Short problem A: In the thick client pentesting excerpt, which Sysinternals Suite tool is suggested for finding out which files the tested application uses?
Short problem B: From the thick client pentesting excerpt, reproduce everything from "Do you still" down to "Client Application’s process.".
Short problem C: How would you put this sentence from the thick client pentesting excerpt into Spanish: "The next step is to examine if the tested thick client application is vulnerable to a DLL hijacking vulnerability."

Document excerpt:
START

Do you still remember the SQL query that we previously captured using the Wireshark tool? Now, using the Echo mirage tool, we can intercept the same TCP packet and modify the SQL query.
Figure 7 presents the SQL query that was captured after we injected Echo Mirage into the Damn Vulnerable Thick Client Application’s process.
The following table presents a set of proxy tools that can be used:
# | Tool Name | Description |
1 | Burp Suite | Burp Suite Professional is an advanced set of tools for testing web security. |
2 | Fiddler | Fiddler is a free web debugging tool which logs all HTTP(S) traffic between your computer and the Internet. |
3 | Echo Mirage | Echo Mirage is a versatile local proxy tool that can be used to intercept and modify TCP payloads for local Windows applications. |
4 | Charles Web Debugging Proxy | Charles is an HTTP proxy that enables to view all of the HTTP and SSL / HTTPS traffic between the local machine and the Internet. This includes requests, responses and the HTTP headers. |
Client-Side attacks
Files Analysis
Applications usually store information in local files and the registry. Sensitive information that we might look for in a thick client pentest includes:
- Usernames
- Passwords
- Connection Strings
- API keys
For this step, it is crucial to know which files are being used by the tested thick client application. We can use the Process Monitor tool from the Sysinternals Suite to collect all the necessary information.
Figure 8 presents the Process Monitor tool with the applied filter:
The Process Monitor tool should be showing us only the relevant operations we wanted to see, those related to the tested thick client application.
Figure 9 presents the results of the operations after applying the filter.
The following table presents a set of file analysis tools that can be used in this part:
# | Tool Name | Description |
1 | Process Monitor | An advanced monitoring tool for Windows that shows real-time file system, Registry and process/thread activity. |
2 | Regshot | An open-source (LGPL) registry compare utility that allows you to quickly take a snapshot of your registry and then compares it with a second one – used after doing system changes or installing a new software product. |
3 | Process Explorer | Provides the functionality of the Windows Task Manager along with a rich set of features for collecting information about processes running on the user’s system. It can be used as the first step in debugging software. |
4 | Process Hacker | A free, powerful multi-purpose tool that helps you monitor system resources, debug software and detect malware. |
Identifying DLL Hijacking Vulnerability
The next step is to examine if the tested thick client application is vulnerable to a DLL hijacking vulnerability.

END

Records shown:
START

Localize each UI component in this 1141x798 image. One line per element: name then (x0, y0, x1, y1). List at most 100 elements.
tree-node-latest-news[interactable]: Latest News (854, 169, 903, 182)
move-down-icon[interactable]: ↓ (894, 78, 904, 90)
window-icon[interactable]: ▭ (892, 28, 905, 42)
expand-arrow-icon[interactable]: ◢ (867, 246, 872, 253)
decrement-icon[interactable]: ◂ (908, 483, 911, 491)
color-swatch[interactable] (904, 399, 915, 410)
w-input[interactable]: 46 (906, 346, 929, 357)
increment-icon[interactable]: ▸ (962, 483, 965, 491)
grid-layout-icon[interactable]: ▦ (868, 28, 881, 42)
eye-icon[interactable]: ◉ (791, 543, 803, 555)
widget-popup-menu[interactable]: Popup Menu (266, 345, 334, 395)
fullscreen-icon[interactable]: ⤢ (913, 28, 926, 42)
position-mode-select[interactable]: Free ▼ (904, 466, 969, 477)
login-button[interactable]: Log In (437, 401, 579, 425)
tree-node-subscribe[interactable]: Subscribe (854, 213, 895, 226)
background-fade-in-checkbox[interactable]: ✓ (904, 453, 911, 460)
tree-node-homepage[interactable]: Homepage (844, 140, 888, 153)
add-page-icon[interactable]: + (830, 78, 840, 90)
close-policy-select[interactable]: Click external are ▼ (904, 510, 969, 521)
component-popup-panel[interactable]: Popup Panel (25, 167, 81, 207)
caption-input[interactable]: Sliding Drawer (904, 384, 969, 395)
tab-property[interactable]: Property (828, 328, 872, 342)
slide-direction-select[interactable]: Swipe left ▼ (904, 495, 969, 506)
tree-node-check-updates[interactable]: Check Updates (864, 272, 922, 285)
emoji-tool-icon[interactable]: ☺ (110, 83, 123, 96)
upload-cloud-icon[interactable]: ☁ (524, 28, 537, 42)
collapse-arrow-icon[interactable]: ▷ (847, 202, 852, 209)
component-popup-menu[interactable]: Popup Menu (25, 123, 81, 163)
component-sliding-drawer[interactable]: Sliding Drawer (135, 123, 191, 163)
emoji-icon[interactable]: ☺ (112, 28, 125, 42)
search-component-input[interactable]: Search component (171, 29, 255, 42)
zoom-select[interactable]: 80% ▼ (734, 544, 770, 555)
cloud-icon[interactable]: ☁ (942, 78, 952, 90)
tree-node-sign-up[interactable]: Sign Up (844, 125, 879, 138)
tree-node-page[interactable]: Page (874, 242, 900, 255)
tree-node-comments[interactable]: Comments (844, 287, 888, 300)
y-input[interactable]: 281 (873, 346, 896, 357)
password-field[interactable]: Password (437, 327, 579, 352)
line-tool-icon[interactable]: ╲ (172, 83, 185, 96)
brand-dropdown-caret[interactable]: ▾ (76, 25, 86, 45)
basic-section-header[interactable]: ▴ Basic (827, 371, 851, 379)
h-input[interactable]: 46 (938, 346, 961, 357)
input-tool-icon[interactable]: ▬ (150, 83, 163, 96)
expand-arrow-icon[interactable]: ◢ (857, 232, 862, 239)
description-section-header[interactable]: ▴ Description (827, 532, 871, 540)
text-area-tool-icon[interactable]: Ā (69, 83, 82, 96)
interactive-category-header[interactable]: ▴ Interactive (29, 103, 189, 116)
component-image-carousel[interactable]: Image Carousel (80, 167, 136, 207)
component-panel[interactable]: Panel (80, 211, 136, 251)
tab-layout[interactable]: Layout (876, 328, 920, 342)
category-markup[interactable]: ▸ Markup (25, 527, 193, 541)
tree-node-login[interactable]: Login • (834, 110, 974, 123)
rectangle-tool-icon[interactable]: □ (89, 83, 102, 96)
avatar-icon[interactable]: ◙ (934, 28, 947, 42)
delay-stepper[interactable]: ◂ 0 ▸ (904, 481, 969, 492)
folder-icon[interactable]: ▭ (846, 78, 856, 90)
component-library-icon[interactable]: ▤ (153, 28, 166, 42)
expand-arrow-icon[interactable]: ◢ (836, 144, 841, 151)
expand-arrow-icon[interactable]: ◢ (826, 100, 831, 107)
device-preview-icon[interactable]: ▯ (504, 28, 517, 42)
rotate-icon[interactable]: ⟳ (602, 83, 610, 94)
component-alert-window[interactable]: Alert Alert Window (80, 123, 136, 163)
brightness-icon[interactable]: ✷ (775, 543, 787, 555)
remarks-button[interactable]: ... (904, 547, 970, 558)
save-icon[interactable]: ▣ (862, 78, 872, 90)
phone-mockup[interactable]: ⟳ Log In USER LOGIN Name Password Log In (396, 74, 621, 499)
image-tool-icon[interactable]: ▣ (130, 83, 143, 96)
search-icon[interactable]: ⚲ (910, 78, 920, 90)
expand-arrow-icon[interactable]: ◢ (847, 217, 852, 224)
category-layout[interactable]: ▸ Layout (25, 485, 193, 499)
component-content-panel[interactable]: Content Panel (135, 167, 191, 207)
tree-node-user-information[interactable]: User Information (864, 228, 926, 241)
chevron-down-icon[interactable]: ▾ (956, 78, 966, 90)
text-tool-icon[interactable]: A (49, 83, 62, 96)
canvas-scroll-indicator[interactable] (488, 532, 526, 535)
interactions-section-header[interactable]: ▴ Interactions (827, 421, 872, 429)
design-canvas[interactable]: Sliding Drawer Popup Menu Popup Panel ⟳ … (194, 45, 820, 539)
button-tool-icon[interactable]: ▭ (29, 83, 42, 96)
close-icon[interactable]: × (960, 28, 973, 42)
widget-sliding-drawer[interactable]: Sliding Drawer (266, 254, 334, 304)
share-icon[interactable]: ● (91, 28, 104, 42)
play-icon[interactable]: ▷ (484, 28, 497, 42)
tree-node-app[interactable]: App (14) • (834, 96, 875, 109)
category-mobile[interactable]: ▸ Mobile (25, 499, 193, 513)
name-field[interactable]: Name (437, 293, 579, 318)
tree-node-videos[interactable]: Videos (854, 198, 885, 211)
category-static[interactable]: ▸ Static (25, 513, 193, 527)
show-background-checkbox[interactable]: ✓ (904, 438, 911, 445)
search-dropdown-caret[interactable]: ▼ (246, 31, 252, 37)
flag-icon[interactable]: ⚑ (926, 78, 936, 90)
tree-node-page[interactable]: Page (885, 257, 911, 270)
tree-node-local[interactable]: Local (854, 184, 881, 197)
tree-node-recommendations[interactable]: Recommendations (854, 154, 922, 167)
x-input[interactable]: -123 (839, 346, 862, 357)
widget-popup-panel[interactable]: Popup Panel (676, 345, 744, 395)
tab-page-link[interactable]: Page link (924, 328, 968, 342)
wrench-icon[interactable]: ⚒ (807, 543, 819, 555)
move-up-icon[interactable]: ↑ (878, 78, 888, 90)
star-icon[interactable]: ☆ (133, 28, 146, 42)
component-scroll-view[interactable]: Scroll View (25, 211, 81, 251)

END

Full solution A: Process Monitor

Full solution B:
Do you still remember the SQL query that we previously captured using the Wireshark tool? Now, using the Echo mirage tool, we can intercept the same TCP packet and modify the SQL query.
Figure 7 presents the SQL query that was captured after we injected Echo Mirage into the Damn Vulnerable Thick Client Application’s process.

Full solution C: El siguiente paso es examinar si la aplicación de cliente pesado probada es vulnerable a una vulnerabilidad de secuestro de DLL.